## BEGIN Material provided
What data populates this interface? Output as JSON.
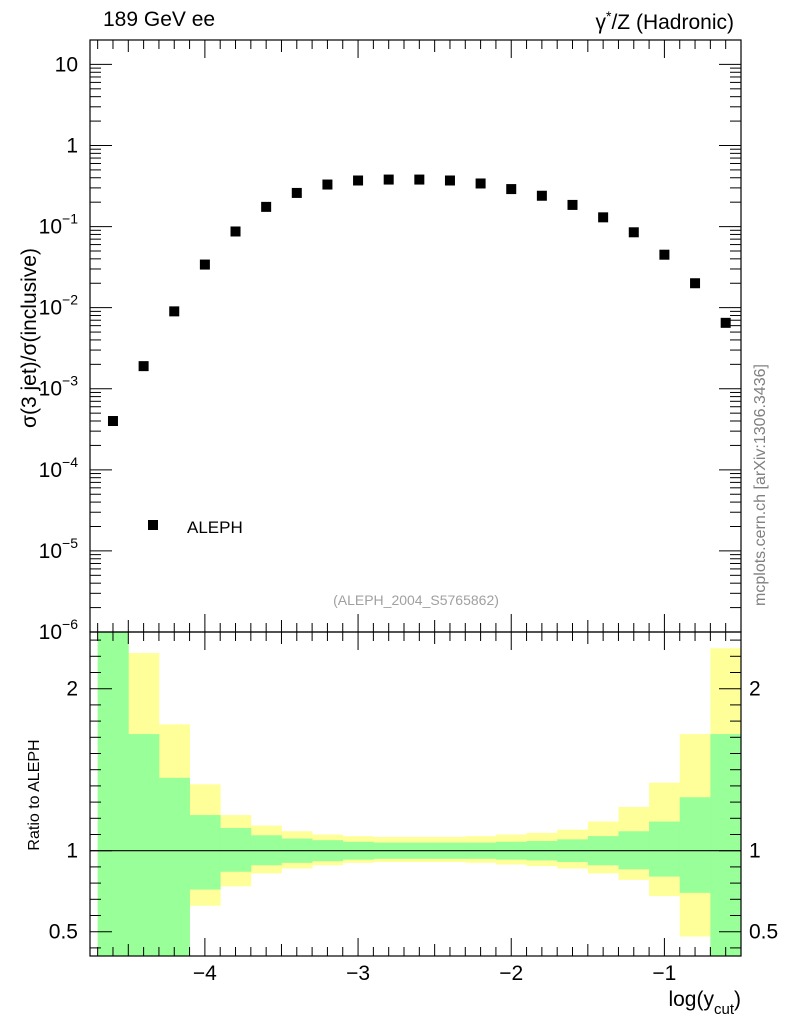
{
  "header": {
    "left": "189 GeV ee",
    "right_sup": "*",
    "right_rest": "/Z (Hadronic)"
  },
  "source_label": "mcplots.cern.ch [arXiv:1306.3436]",
  "analysis_tag": "(ALEPH_2004_S5765862)",
  "chart_data": [
    {
      "type": "scatter",
      "title": "",
      "ylabel": "σ(3 jet)/σ(inclusive)",
      "xlabel": "",
      "yscale": "log",
      "ylim": [
        1e-06,
        20
      ],
      "xlim": [
        -4.75,
        -0.5
      ],
      "legend": {
        "label": "ALEPH",
        "position": "bottom-left"
      },
      "series": [
        {
          "name": "ALEPH",
          "x": [
            -4.6,
            -4.4,
            -4.2,
            -4.0,
            -3.8,
            -3.6,
            -3.4,
            -3.2,
            -3.0,
            -2.8,
            -2.6,
            -2.4,
            -2.2,
            -2.0,
            -1.8,
            -1.6,
            -1.4,
            -1.2,
            -1.0,
            -0.8,
            -0.6
          ],
          "y": [
            0.0004,
            0.0019,
            0.009,
            0.034,
            0.087,
            0.175,
            0.26,
            0.33,
            0.37,
            0.38,
            0.38,
            0.37,
            0.34,
            0.29,
            0.24,
            0.185,
            0.13,
            0.085,
            0.045,
            0.02,
            0.0065
          ]
        }
      ],
      "y_ticks": [
        {
          "base": "10",
          "exp": "−6"
        },
        {
          "base": "10",
          "exp": "−5"
        },
        {
          "base": "10",
          "exp": "−4"
        },
        {
          "base": "10",
          "exp": "−3"
        },
        {
          "base": "10",
          "exp": "−2"
        },
        {
          "base": "10",
          "exp": "−1"
        },
        {
          "base": "1",
          "exp": ""
        },
        {
          "base": "10",
          "exp": ""
        }
      ]
    },
    {
      "type": "area",
      "title": "",
      "ylabel": "Ratio to ALEPH",
      "xlabel": "log(y",
      "xlabel_sub": "cut",
      "xlabel_close": ")",
      "ylim": [
        0.35,
        2.35
      ],
      "xlim": [
        -4.75,
        -0.5
      ],
      "reference_line": 1.0,
      "x_edges": [
        -4.7,
        -4.5,
        -4.3,
        -4.1,
        -3.9,
        -3.7,
        -3.5,
        -3.3,
        -3.1,
        -2.9,
        -2.7,
        -2.5,
        -2.3,
        -2.1,
        -1.9,
        -1.7,
        -1.5,
        -1.3,
        -1.1,
        -0.9,
        -0.7,
        -0.5
      ],
      "bands": [
        {
          "name": "inner uncertainty",
          "color": "#99ff99",
          "low": [
            0.35,
            0.35,
            0.35,
            0.76,
            0.87,
            0.91,
            0.925,
            0.935,
            0.945,
            0.95,
            0.95,
            0.95,
            0.95,
            0.945,
            0.94,
            0.93,
            0.91,
            0.885,
            0.84,
            0.74,
            0.35
          ],
          "high": [
            2.35,
            1.72,
            1.45,
            1.22,
            1.14,
            1.095,
            1.075,
            1.065,
            1.055,
            1.05,
            1.05,
            1.05,
            1.05,
            1.055,
            1.06,
            1.07,
            1.09,
            1.12,
            1.18,
            1.33,
            1.72
          ]
        },
        {
          "name": "outer uncertainty",
          "color": "#ffff99",
          "low": [
            0.35,
            0.35,
            0.67,
            0.66,
            0.78,
            0.86,
            0.89,
            0.91,
            0.925,
            0.93,
            0.93,
            0.93,
            0.925,
            0.915,
            0.905,
            0.89,
            0.86,
            0.82,
            0.72,
            0.47,
            0.35
          ],
          "high": [
            2.35,
            2.22,
            1.78,
            1.41,
            1.22,
            1.155,
            1.12,
            1.1,
            1.09,
            1.085,
            1.085,
            1.085,
            1.09,
            1.1,
            1.11,
            1.13,
            1.18,
            1.27,
            1.42,
            1.72,
            2.25
          ]
        }
      ],
      "y_ticks": [
        0.5,
        1,
        2
      ],
      "x_ticks": [
        -4,
        -3,
        -2,
        -1
      ],
      "x_tick_labels": [
        "−4",
        "−3",
        "−2",
        "−1"
      ]
    }
  ]
}
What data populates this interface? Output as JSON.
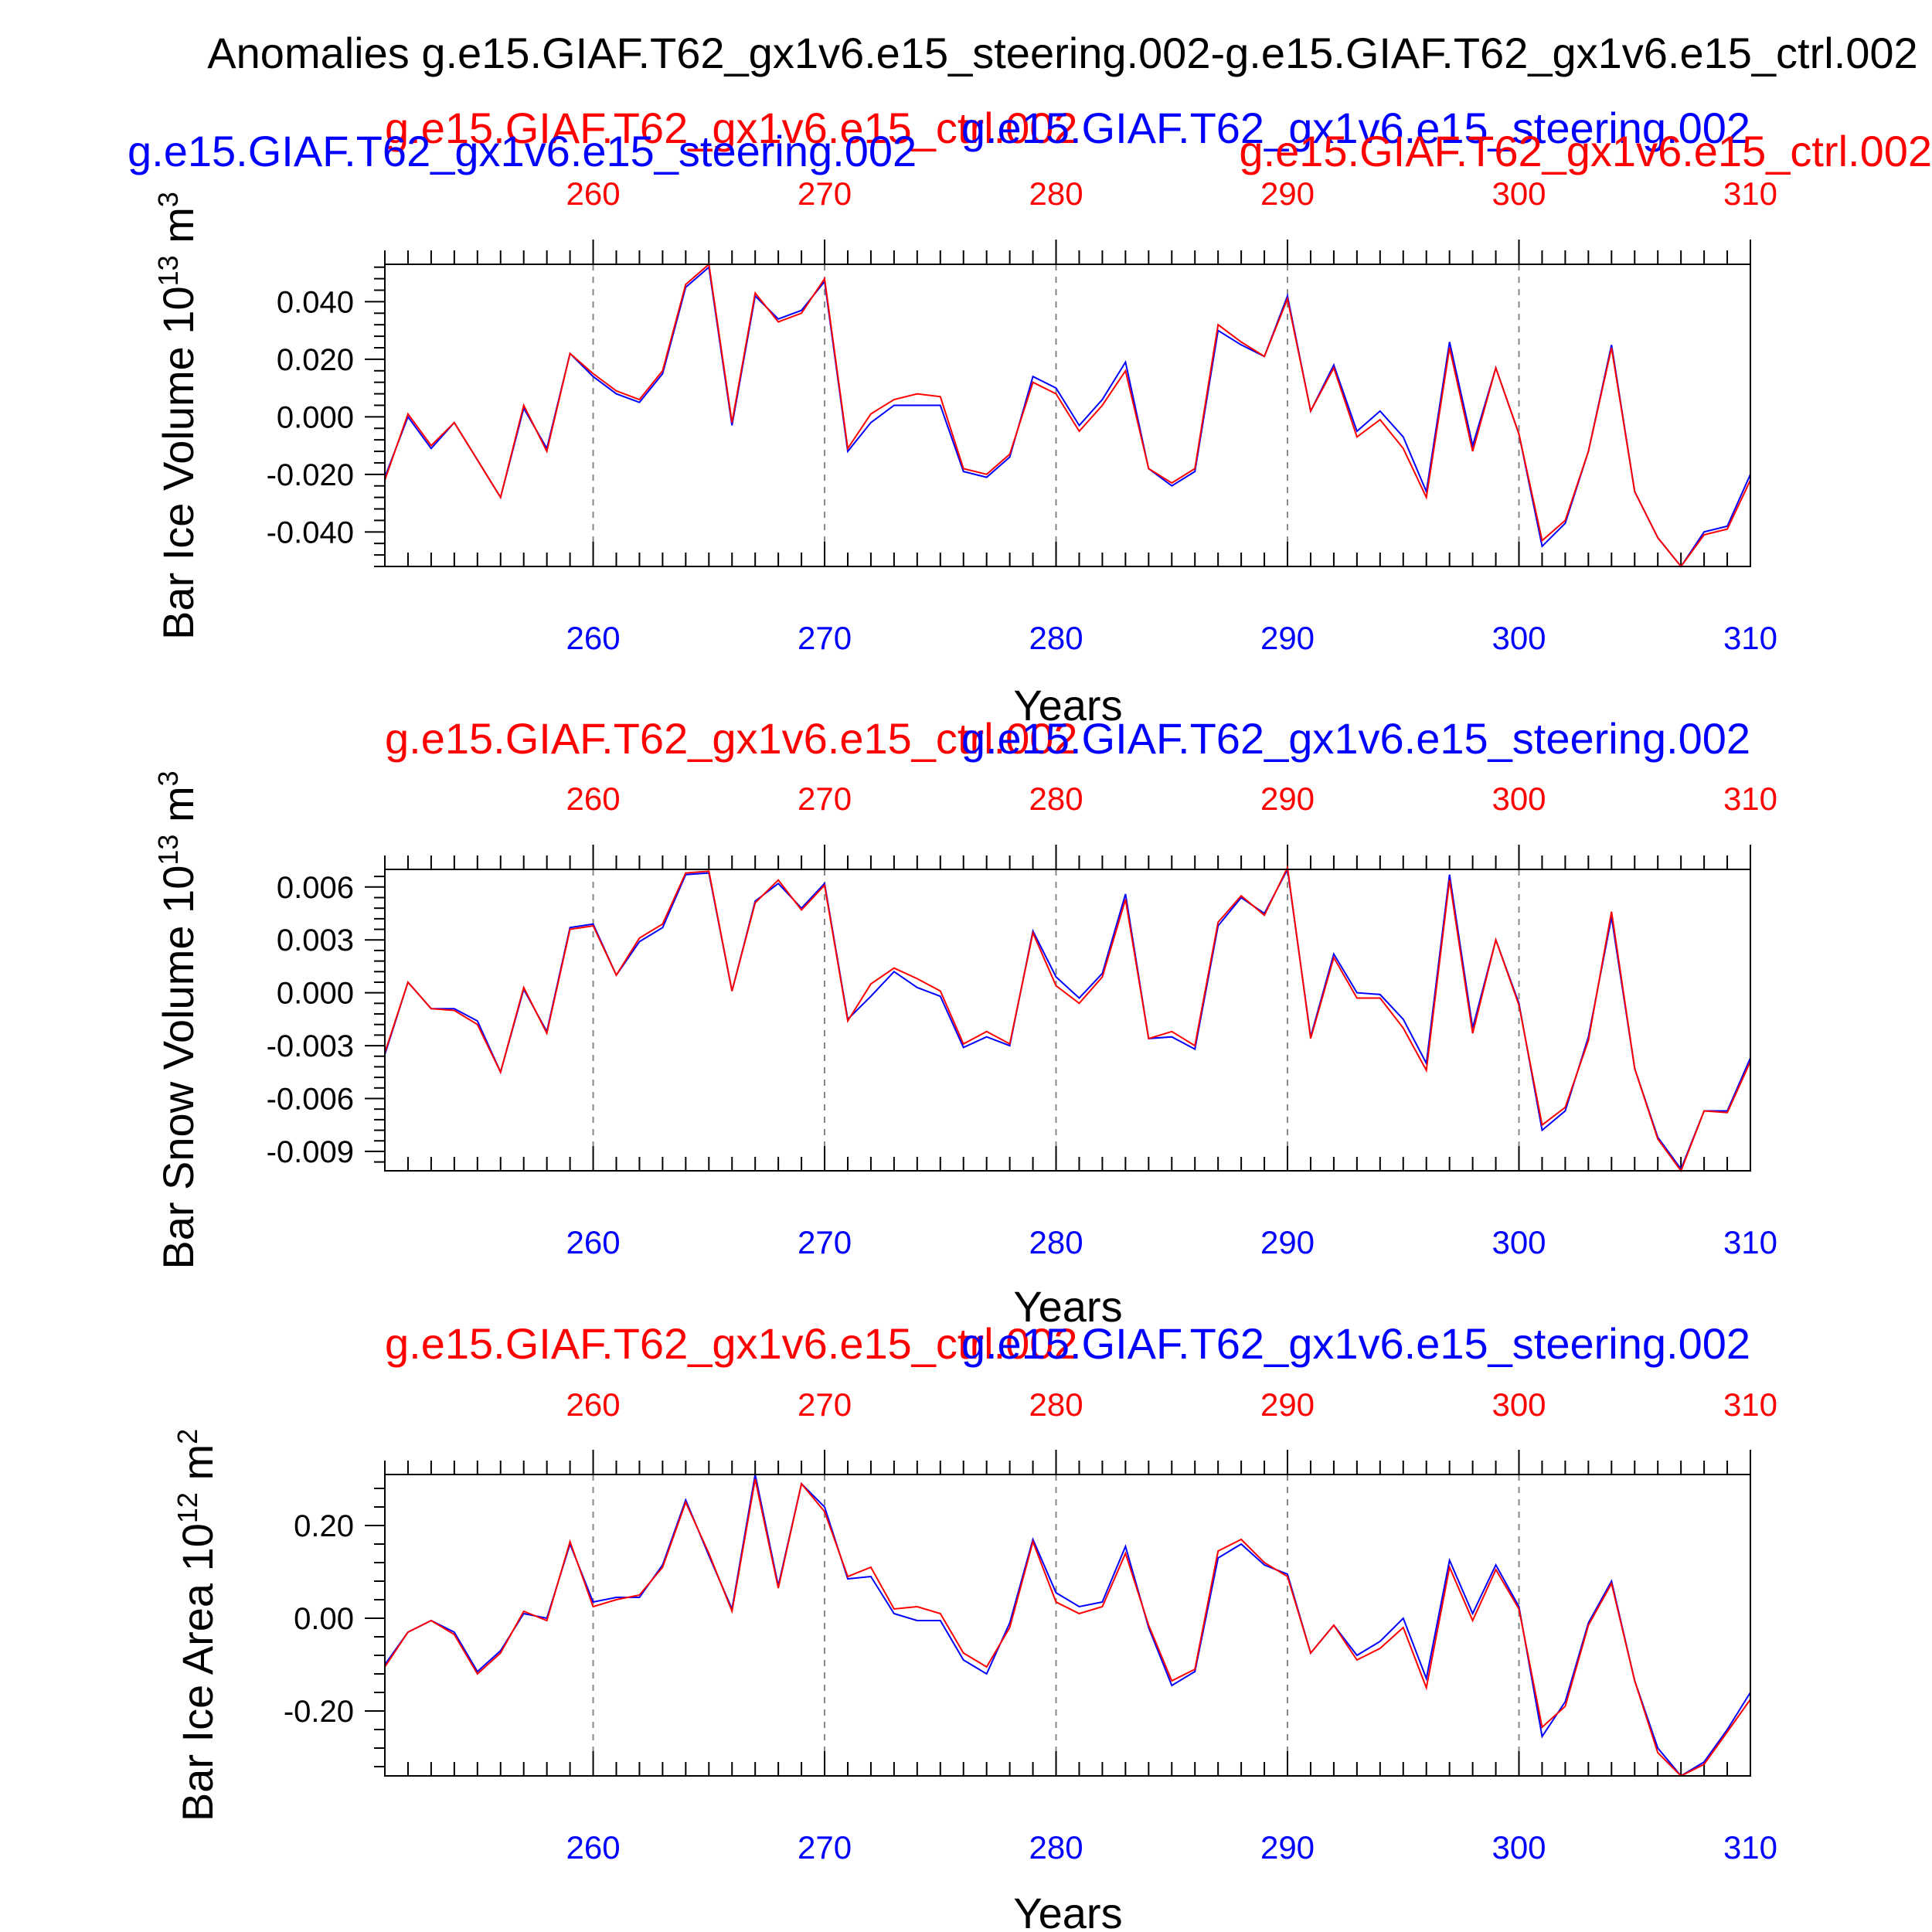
{
  "figure": {
    "title": "Anomalies g.e15.GIAF.T62_gx1v6.e15_steering.002-g.e15.GIAF.T62_gx1v6.e15_ctrl.002",
    "colors": {
      "ctrl": "#ff0000",
      "steering": "#0000ff",
      "frame": "#000000",
      "grid": "#888888"
    }
  },
  "chart_data": [
    {
      "type": "line",
      "ylabel": "Bar Ice Volume 10",
      "ylabel_exp": "13",
      "ylabel_unit": "m",
      "ylabel_unit_exp": "3",
      "xlabel": "Years",
      "xlim": [
        251,
        310
      ],
      "ylim": [
        -0.052,
        0.053
      ],
      "xticks": [
        260,
        270,
        280,
        290,
        300,
        310
      ],
      "xtick_labels": [
        "260",
        "270",
        "280",
        "290",
        "300",
        "310"
      ],
      "yticks": [
        0.04,
        0.02,
        0.0,
        -0.02,
        -0.04
      ],
      "ytick_labels": [
        "0.040",
        "0.020",
        "0.000",
        "-0.020",
        "-0.040"
      ],
      "top_labels": [
        {
          "text": "g.e15.GIAF.T62_gx1v6.e15_ctrl.002",
          "color": "red"
        },
        {
          "text": "g.e15.GIAF.T62_gx1v6.e15_steering.002",
          "color": "blue"
        },
        {
          "text": "g.e15.GIAF.T62_gx1v6.e15_steering.002",
          "color": "blue"
        },
        {
          "text": "g.e15.GIAF.T62_gx1v6.e15_ctrl.002",
          "color": "red"
        }
      ],
      "x": [
        251,
        252,
        253,
        254,
        255,
        256,
        257,
        258,
        259,
        260,
        261,
        262,
        263,
        264,
        265,
        266,
        267,
        268,
        269,
        270,
        271,
        272,
        273,
        274,
        275,
        276,
        277,
        278,
        279,
        280,
        281,
        282,
        283,
        284,
        285,
        286,
        287,
        288,
        289,
        290,
        291,
        292,
        293,
        294,
        295,
        296,
        297,
        298,
        299,
        300,
        301,
        302,
        303,
        304,
        305,
        306,
        307,
        308,
        309,
        310
      ],
      "series": [
        {
          "name": "g.e15.GIAF.T62_gx1v6.e15_steering.002",
          "color": "blue",
          "values": [
            -0.021,
            0.0,
            -0.011,
            -0.002,
            -0.015,
            -0.028,
            0.003,
            -0.011,
            0.022,
            0.014,
            0.008,
            0.005,
            0.015,
            0.045,
            0.052,
            -0.003,
            0.042,
            0.034,
            0.037,
            0.047,
            -0.012,
            -0.002,
            0.004,
            0.004,
            0.004,
            -0.019,
            -0.021,
            -0.014,
            0.014,
            0.01,
            -0.003,
            0.006,
            0.019,
            -0.018,
            -0.024,
            -0.019,
            0.03,
            0.025,
            0.021,
            0.042,
            0.002,
            0.018,
            -0.005,
            0.002,
            -0.007,
            -0.026,
            0.026,
            -0.01,
            0.017,
            -0.006,
            -0.045,
            -0.037,
            -0.012,
            0.025,
            -0.026,
            -0.042,
            -0.052,
            -0.04,
            -0.038,
            -0.02
          ]
        },
        {
          "name": "g.e15.GIAF.T62_gx1v6.e15_ctrl.002",
          "color": "red",
          "values": [
            -0.022,
            0.001,
            -0.01,
            -0.002,
            -0.015,
            -0.028,
            0.004,
            -0.012,
            0.022,
            0.015,
            0.009,
            0.006,
            0.016,
            0.046,
            0.053,
            -0.002,
            0.043,
            0.033,
            0.036,
            0.048,
            -0.011,
            0.001,
            0.006,
            0.008,
            0.007,
            -0.018,
            -0.02,
            -0.013,
            0.012,
            0.008,
            -0.005,
            0.004,
            0.016,
            -0.018,
            -0.023,
            -0.018,
            0.032,
            0.026,
            0.021,
            0.041,
            0.002,
            0.017,
            -0.007,
            -0.001,
            -0.011,
            -0.028,
            0.024,
            -0.012,
            0.017,
            -0.006,
            -0.043,
            -0.036,
            -0.012,
            0.024,
            -0.026,
            -0.042,
            -0.052,
            -0.041,
            -0.039,
            -0.022
          ]
        }
      ]
    },
    {
      "type": "line",
      "ylabel": "Bar Snow Volume 10",
      "ylabel_exp": "13",
      "ylabel_unit": "m",
      "ylabel_unit_exp": "3",
      "xlabel": "Years",
      "xlim": [
        251,
        310
      ],
      "ylim": [
        -0.0101,
        0.007
      ],
      "xticks": [
        260,
        270,
        280,
        290,
        300,
        310
      ],
      "xtick_labels": [
        "260",
        "270",
        "280",
        "290",
        "300",
        "310"
      ],
      "yticks": [
        0.006,
        0.003,
        0.0,
        -0.003,
        -0.006,
        -0.009
      ],
      "ytick_labels": [
        "0.006",
        "0.003",
        "0.000",
        "-0.003",
        "-0.006",
        "-0.009"
      ],
      "top_labels": [
        {
          "text": "g.e15.GIAF.T62_gx1v6.e15_ctrl.002",
          "color": "red"
        },
        {
          "text": "g.e15.GIAF.T62_gx1v6.e15_steering.002",
          "color": "blue"
        }
      ],
      "x": [
        251,
        252,
        253,
        254,
        255,
        256,
        257,
        258,
        259,
        260,
        261,
        262,
        263,
        264,
        265,
        266,
        267,
        268,
        269,
        270,
        271,
        272,
        273,
        274,
        275,
        276,
        277,
        278,
        279,
        280,
        281,
        282,
        283,
        284,
        285,
        286,
        287,
        288,
        289,
        290,
        291,
        292,
        293,
        294,
        295,
        296,
        297,
        298,
        299,
        300,
        301,
        302,
        303,
        304,
        305,
        306,
        307,
        308,
        309,
        310
      ],
      "series": [
        {
          "name": "g.e15.GIAF.T62_gx1v6.e15_steering.002",
          "color": "blue",
          "values": [
            -0.0035,
            0.0006,
            -0.0009,
            -0.0009,
            -0.0016,
            -0.0045,
            0.0002,
            -0.0022,
            0.0037,
            0.0039,
            0.001,
            0.0029,
            0.0037,
            0.0067,
            0.0068,
            0.0001,
            0.0052,
            0.0062,
            0.0048,
            0.0062,
            -0.0015,
            -0.0002,
            0.0012,
            0.0003,
            -0.0002,
            -0.0031,
            -0.0025,
            -0.003,
            0.0035,
            0.0009,
            -0.0003,
            0.0011,
            0.0056,
            -0.0026,
            -0.0025,
            -0.0032,
            0.0038,
            0.0054,
            0.0045,
            0.007,
            -0.0025,
            0.0022,
            0.0,
            -0.0001,
            -0.0015,
            -0.004,
            0.0067,
            -0.002,
            0.003,
            -0.0006,
            -0.0078,
            -0.0067,
            -0.0025,
            0.0043,
            -0.0043,
            -0.0082,
            -0.01,
            -0.0067,
            -0.0067,
            -0.0037
          ]
        },
        {
          "name": "g.e15.GIAF.T62_gx1v6.e15_ctrl.002",
          "color": "red",
          "values": [
            -0.0034,
            0.0006,
            -0.0009,
            -0.001,
            -0.0018,
            -0.0045,
            0.0003,
            -0.0023,
            0.0036,
            0.0038,
            0.001,
            0.0031,
            0.0039,
            0.0068,
            0.0069,
            0.0001,
            0.0051,
            0.0064,
            0.0047,
            0.0061,
            -0.0016,
            0.0005,
            0.0014,
            0.0008,
            0.0001,
            -0.0029,
            -0.0022,
            -0.0029,
            0.0034,
            0.0004,
            -0.0006,
            0.0009,
            0.0053,
            -0.0026,
            -0.0022,
            -0.003,
            0.004,
            0.0055,
            0.0044,
            0.0071,
            -0.0026,
            0.002,
            -0.0003,
            -0.0003,
            -0.002,
            -0.0044,
            0.0064,
            -0.0023,
            0.003,
            -0.0007,
            -0.0075,
            -0.0065,
            -0.0027,
            0.0046,
            -0.0043,
            -0.0083,
            -0.0101,
            -0.0067,
            -0.0068,
            -0.0039
          ]
        }
      ]
    },
    {
      "type": "line",
      "ylabel": "Bar Ice Area 10",
      "ylabel_exp": "12",
      "ylabel_unit": "m",
      "ylabel_unit_exp": "2",
      "xlabel": "Years",
      "xlim": [
        251,
        310
      ],
      "ylim": [
        -0.34,
        0.31
      ],
      "xticks": [
        260,
        270,
        280,
        290,
        300,
        310
      ],
      "xtick_labels": [
        "260",
        "270",
        "280",
        "290",
        "300",
        "310"
      ],
      "yticks": [
        0.2,
        0.0,
        -0.2
      ],
      "ytick_labels": [
        "0.20",
        "0.00",
        "-0.20"
      ],
      "top_labels": [
        {
          "text": "g.e15.GIAF.T62_gx1v6.e15_ctrl.002",
          "color": "red"
        },
        {
          "text": "g.e15.GIAF.T62_gx1v6.e15_steering.002",
          "color": "blue"
        }
      ],
      "x": [
        251,
        252,
        253,
        254,
        255,
        256,
        257,
        258,
        259,
        260,
        261,
        262,
        263,
        264,
        265,
        266,
        267,
        268,
        269,
        270,
        271,
        272,
        273,
        274,
        275,
        276,
        277,
        278,
        279,
        280,
        281,
        282,
        283,
        284,
        285,
        286,
        287,
        288,
        289,
        290,
        291,
        292,
        293,
        294,
        295,
        296,
        297,
        298,
        299,
        300,
        301,
        302,
        303,
        304,
        305,
        306,
        307,
        308,
        309,
        310
      ],
      "series": [
        {
          "name": "g.e15.GIAF.T62_gx1v6.e15_steering.002",
          "color": "blue",
          "values": [
            -0.1,
            -0.03,
            -0.005,
            -0.03,
            -0.115,
            -0.07,
            0.01,
            0.0,
            0.16,
            0.035,
            0.045,
            0.045,
            0.115,
            0.255,
            0.135,
            0.02,
            0.31,
            0.07,
            0.29,
            0.24,
            0.085,
            0.09,
            0.01,
            -0.005,
            -0.005,
            -0.09,
            -0.12,
            -0.01,
            0.17,
            0.055,
            0.025,
            0.035,
            0.155,
            -0.02,
            -0.145,
            -0.115,
            0.13,
            0.16,
            0.115,
            0.095,
            -0.075,
            -0.015,
            -0.08,
            -0.05,
            0.0,
            -0.13,
            0.125,
            0.01,
            0.115,
            0.025,
            -0.255,
            -0.18,
            -0.01,
            0.08,
            -0.135,
            -0.28,
            -0.34,
            -0.31,
            -0.24,
            -0.16
          ]
        },
        {
          "name": "g.e15.GIAF.T62_gx1v6.e15_ctrl.002",
          "color": "red",
          "values": [
            -0.105,
            -0.03,
            -0.005,
            -0.035,
            -0.12,
            -0.075,
            0.015,
            -0.005,
            0.165,
            0.025,
            0.04,
            0.05,
            0.11,
            0.25,
            0.14,
            0.015,
            0.3,
            0.065,
            0.29,
            0.23,
            0.09,
            0.11,
            0.02,
            0.025,
            0.01,
            -0.075,
            -0.105,
            -0.02,
            0.165,
            0.035,
            0.01,
            0.025,
            0.14,
            -0.015,
            -0.135,
            -0.11,
            0.145,
            0.17,
            0.12,
            0.09,
            -0.075,
            -0.015,
            -0.09,
            -0.065,
            -0.02,
            -0.15,
            0.11,
            -0.005,
            0.105,
            0.02,
            -0.235,
            -0.19,
            -0.015,
            0.075,
            -0.135,
            -0.29,
            -0.34,
            -0.315,
            -0.245,
            -0.175
          ]
        }
      ]
    }
  ]
}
## END Material provided
Which lines contain "Volume"? Copy each of them out.

**Reply to the exercise:**
      "ylabel": "Bar Ice Volume 10",
      "ylabel": "Bar Snow Volume 10",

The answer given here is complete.